## start Dataset

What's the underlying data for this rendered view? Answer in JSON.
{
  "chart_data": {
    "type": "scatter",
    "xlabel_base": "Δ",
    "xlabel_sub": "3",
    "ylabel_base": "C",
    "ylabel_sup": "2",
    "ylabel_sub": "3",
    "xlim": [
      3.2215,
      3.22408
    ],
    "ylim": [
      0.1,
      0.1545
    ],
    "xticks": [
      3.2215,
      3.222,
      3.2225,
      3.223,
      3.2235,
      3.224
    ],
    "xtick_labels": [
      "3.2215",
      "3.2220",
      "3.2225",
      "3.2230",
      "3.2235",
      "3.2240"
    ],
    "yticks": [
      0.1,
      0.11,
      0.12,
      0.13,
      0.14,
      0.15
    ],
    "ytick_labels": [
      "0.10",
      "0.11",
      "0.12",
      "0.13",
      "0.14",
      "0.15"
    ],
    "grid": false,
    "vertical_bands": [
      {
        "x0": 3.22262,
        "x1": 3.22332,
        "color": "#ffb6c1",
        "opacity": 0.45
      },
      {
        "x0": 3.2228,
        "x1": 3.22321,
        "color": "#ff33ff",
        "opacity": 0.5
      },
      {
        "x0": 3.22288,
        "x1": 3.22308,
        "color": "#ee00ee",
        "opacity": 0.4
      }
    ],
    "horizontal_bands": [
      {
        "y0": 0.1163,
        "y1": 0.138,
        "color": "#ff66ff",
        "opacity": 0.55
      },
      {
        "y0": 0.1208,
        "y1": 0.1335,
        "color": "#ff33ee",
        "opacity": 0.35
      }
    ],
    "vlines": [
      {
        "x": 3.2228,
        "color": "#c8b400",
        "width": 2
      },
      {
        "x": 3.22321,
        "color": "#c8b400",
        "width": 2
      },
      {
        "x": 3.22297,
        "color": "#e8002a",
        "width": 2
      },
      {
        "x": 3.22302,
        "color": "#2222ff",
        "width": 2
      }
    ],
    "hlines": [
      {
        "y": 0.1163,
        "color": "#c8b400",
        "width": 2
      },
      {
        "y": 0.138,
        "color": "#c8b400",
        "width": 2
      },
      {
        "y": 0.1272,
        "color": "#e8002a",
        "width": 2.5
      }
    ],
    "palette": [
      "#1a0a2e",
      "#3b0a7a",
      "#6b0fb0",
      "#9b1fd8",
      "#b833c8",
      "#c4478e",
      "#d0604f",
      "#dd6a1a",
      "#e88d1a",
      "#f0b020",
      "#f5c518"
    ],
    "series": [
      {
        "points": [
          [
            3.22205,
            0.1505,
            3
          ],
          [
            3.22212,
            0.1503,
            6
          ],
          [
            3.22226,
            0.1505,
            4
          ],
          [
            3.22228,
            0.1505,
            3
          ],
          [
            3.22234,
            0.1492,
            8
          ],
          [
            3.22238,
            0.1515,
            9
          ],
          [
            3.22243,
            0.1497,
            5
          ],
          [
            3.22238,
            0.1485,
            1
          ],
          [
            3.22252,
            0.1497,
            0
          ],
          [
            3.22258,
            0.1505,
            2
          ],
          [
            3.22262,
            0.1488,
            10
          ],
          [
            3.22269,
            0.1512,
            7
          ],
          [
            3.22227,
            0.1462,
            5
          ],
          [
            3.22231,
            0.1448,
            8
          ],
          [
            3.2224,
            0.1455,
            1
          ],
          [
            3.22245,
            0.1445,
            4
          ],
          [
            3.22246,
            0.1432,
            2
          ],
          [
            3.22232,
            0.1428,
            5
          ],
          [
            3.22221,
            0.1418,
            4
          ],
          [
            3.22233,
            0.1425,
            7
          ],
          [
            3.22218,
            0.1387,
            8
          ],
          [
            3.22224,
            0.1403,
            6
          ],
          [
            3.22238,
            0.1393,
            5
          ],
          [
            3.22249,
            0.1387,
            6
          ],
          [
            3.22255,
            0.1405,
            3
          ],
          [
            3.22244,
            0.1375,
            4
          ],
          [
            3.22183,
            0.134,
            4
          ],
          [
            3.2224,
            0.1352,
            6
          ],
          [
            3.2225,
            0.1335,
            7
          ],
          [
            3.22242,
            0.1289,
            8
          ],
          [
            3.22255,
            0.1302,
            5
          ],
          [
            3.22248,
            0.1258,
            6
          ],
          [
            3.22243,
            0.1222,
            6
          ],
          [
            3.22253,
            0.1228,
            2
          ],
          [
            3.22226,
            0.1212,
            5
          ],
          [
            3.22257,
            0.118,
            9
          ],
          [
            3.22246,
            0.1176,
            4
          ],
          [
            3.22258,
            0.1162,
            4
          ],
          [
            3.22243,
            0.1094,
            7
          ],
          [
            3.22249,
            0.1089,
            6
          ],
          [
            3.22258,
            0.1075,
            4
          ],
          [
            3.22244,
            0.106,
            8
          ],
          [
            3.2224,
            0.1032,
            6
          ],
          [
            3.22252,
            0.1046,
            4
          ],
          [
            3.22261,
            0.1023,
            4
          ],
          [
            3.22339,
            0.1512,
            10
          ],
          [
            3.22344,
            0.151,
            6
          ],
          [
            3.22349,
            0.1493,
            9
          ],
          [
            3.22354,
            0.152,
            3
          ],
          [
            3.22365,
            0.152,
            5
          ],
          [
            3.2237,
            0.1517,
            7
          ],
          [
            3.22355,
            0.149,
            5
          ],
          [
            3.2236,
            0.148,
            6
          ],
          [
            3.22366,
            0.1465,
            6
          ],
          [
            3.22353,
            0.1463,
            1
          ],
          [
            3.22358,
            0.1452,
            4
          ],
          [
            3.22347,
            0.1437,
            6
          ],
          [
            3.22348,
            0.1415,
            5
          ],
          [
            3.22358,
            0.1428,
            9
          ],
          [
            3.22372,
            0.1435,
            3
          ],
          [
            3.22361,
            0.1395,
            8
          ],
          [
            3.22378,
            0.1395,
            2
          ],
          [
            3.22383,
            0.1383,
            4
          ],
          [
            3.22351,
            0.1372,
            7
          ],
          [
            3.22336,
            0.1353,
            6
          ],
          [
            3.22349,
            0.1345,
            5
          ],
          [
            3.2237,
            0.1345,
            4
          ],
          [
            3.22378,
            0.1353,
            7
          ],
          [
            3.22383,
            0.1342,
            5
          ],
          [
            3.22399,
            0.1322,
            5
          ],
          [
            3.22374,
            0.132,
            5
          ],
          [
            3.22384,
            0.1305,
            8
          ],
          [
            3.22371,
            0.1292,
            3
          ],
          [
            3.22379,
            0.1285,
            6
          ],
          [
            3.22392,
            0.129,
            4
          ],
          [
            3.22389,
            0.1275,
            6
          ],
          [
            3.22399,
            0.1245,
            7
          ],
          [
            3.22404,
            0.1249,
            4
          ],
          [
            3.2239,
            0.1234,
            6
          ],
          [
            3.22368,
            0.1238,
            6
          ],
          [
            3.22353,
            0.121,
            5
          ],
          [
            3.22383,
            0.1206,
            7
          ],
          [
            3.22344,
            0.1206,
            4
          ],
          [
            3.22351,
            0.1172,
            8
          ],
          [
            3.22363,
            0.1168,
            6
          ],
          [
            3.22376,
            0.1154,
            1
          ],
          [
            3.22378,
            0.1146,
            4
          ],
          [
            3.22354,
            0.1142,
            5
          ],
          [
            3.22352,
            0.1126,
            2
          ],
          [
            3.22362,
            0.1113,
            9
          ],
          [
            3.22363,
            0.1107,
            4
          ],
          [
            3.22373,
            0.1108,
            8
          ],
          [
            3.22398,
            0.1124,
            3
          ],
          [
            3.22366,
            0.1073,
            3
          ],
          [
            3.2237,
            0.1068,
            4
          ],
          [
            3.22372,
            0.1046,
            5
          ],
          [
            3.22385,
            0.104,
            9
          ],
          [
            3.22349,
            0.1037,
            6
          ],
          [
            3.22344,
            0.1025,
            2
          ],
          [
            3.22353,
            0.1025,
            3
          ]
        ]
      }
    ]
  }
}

## end Dataset

→ **The exercise**
In the lines above, find each one with "opacity" and list it.

→ **Task result**
        "opacity": 0.45
        "opacity": 0.5
        "opacity": 0.4
        "opacity": 0.55
        "opacity": 0.35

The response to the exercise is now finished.